• SET TASK:
In the records below, tally every line containing "name". Report only the total.

• RECORDS SHOWN:
+++++

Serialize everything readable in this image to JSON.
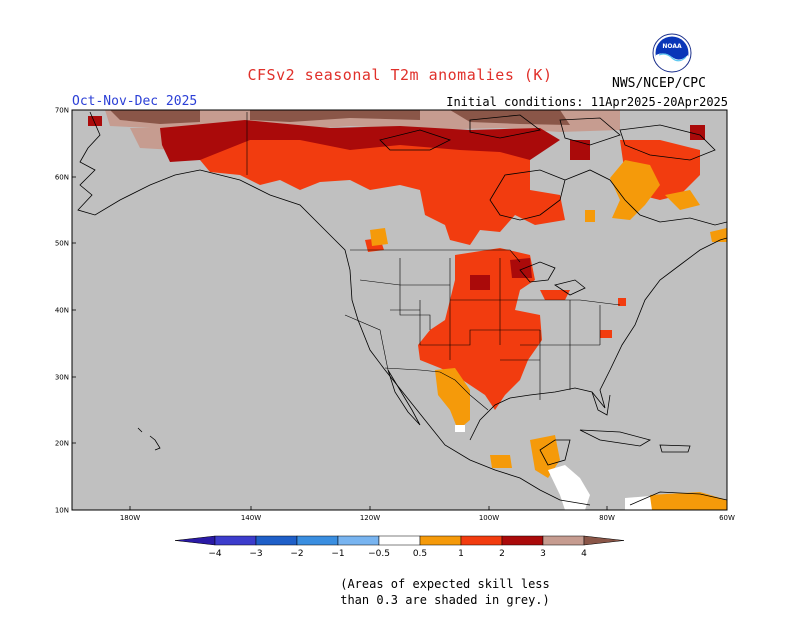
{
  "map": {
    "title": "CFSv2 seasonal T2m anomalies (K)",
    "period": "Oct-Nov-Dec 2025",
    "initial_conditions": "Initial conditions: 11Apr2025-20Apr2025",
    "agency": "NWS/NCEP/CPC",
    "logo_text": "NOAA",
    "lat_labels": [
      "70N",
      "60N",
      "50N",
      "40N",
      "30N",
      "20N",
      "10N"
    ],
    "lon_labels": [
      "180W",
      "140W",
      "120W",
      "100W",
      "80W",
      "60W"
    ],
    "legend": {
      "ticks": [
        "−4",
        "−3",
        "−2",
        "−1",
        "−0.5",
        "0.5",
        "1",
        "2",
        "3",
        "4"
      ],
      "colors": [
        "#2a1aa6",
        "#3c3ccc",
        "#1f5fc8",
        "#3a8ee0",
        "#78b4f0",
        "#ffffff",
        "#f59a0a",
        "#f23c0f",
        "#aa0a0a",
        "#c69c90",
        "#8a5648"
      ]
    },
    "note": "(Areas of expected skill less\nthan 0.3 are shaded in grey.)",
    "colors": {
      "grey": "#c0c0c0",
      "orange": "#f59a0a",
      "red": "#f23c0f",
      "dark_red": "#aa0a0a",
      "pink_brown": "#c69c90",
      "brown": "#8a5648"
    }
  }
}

+++++

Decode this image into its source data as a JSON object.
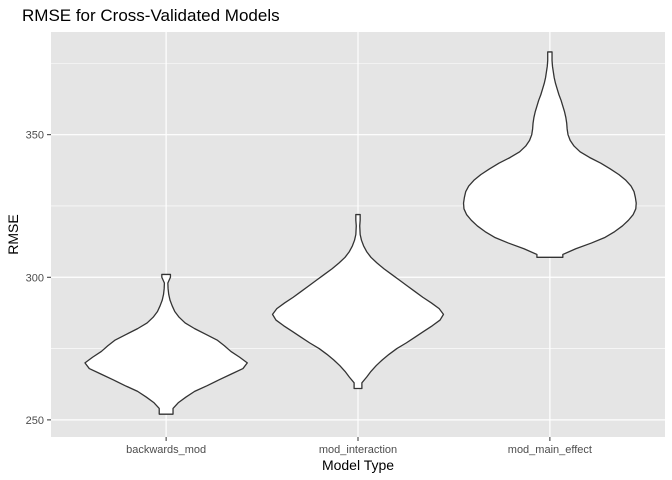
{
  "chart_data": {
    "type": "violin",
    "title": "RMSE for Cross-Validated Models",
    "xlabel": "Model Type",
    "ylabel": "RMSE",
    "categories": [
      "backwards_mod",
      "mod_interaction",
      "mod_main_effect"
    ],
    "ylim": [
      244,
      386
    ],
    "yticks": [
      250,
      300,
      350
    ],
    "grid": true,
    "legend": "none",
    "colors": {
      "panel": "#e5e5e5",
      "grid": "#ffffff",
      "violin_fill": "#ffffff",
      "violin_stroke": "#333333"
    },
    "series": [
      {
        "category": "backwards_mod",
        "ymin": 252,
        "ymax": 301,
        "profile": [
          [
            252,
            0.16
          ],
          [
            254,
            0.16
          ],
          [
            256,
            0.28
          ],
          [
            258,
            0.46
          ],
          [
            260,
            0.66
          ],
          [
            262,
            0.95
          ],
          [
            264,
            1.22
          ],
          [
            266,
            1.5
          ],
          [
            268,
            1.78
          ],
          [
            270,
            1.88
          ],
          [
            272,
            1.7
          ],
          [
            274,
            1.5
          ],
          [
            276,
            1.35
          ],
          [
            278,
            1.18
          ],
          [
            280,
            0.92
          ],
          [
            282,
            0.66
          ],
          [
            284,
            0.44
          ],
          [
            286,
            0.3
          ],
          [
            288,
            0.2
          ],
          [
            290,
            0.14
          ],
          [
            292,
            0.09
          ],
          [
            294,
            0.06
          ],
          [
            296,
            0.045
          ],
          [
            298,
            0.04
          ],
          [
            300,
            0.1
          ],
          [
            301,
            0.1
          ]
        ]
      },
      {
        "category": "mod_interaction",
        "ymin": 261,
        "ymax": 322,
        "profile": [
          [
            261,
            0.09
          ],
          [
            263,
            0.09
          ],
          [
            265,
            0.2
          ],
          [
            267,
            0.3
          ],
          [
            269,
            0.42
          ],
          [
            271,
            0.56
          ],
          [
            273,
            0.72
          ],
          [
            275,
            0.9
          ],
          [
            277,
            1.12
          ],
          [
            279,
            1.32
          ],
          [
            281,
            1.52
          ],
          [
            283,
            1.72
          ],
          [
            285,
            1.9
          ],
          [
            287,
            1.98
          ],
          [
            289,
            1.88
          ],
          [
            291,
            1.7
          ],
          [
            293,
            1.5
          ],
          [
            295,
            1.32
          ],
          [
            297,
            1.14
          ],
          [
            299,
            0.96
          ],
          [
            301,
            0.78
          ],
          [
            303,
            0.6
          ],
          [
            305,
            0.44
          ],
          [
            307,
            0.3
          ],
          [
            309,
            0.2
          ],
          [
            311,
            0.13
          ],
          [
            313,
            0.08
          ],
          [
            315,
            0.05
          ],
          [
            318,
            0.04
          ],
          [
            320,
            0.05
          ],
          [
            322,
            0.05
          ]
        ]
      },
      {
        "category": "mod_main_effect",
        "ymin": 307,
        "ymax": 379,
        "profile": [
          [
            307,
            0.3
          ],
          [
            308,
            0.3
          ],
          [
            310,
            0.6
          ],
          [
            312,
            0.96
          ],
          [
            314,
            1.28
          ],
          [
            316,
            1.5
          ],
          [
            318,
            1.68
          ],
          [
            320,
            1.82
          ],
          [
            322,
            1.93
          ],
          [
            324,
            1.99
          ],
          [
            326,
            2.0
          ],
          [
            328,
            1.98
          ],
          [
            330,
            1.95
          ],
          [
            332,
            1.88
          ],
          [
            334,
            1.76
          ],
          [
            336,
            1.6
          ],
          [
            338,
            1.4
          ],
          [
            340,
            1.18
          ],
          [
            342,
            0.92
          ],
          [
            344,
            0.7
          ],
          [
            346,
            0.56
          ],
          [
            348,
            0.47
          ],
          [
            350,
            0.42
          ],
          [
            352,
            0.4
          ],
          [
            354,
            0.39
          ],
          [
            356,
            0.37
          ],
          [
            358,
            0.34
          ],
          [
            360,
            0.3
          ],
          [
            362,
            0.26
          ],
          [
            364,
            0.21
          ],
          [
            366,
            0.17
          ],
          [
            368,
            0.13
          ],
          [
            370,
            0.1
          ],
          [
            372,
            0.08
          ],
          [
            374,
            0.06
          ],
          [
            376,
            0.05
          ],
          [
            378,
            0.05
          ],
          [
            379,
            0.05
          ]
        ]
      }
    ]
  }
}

+++++

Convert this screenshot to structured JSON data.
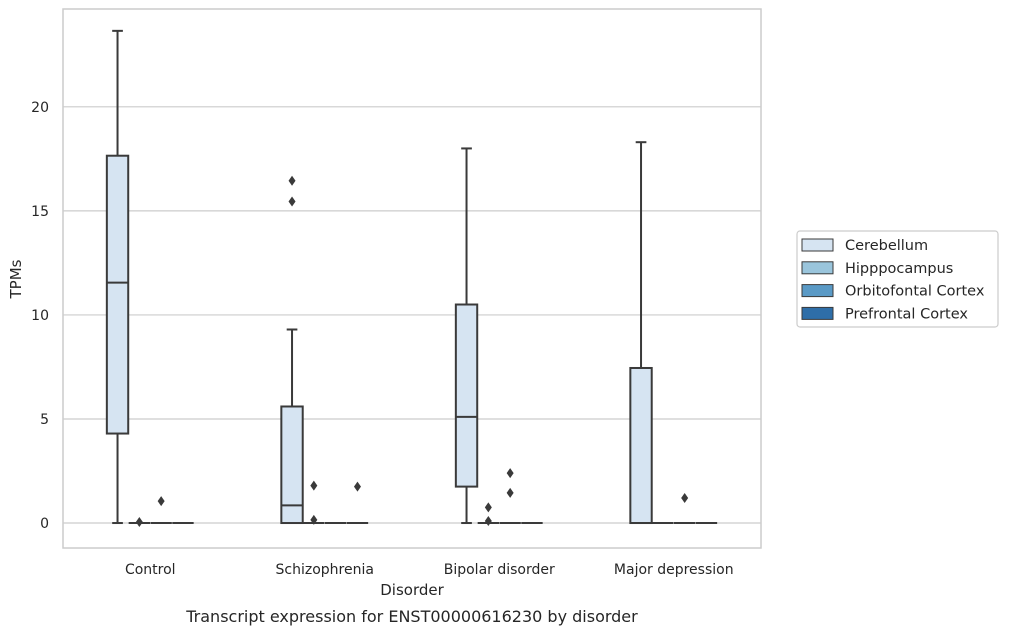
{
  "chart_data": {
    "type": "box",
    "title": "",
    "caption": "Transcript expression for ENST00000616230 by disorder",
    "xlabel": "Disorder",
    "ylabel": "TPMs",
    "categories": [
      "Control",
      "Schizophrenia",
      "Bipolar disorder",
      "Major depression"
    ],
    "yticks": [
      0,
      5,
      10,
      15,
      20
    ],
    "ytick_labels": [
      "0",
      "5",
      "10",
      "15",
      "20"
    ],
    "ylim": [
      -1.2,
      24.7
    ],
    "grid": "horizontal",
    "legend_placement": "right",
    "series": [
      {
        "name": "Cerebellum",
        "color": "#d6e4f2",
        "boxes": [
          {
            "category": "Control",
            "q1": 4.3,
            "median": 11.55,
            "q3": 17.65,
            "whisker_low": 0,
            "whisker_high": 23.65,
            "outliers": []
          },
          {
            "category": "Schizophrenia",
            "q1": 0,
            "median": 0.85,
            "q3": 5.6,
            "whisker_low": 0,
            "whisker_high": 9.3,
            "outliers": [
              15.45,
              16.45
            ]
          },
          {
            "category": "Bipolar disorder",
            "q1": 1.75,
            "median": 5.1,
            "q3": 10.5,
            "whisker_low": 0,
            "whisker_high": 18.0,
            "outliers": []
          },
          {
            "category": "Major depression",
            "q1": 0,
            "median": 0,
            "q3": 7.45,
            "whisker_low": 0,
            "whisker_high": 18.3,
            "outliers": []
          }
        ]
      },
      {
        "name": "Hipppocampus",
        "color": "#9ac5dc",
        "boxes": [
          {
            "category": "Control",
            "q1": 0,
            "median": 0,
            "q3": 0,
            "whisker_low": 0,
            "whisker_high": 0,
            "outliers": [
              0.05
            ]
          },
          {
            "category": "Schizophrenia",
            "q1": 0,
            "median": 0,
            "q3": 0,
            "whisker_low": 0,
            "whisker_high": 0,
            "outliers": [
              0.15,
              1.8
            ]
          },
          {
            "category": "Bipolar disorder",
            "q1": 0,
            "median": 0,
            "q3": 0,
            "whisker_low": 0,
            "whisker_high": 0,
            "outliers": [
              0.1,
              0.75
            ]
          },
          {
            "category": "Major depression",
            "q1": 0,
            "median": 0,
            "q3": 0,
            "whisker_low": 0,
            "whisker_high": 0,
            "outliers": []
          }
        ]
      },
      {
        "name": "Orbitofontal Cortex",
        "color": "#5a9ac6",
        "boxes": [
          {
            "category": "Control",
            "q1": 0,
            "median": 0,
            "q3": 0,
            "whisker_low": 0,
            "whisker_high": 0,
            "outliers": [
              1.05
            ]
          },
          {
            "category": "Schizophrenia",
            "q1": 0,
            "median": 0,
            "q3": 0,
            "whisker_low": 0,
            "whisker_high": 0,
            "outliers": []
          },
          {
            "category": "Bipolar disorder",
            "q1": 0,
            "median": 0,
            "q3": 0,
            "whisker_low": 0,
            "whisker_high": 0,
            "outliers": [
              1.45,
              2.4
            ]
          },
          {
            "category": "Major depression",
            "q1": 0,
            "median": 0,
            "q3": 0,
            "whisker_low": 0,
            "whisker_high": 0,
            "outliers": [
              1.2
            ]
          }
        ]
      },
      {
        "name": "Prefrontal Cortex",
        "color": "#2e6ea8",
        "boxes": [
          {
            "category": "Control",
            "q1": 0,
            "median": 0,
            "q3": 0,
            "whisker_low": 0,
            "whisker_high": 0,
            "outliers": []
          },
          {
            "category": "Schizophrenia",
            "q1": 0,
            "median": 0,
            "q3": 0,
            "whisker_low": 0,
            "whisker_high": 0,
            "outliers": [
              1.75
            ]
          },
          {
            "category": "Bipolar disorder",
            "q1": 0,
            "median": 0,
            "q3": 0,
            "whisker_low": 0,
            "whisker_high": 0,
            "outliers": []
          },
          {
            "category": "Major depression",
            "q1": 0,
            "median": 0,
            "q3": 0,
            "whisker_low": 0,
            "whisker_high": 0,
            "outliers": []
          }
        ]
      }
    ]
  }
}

+++++

• EXERCISE RESPONSE:
4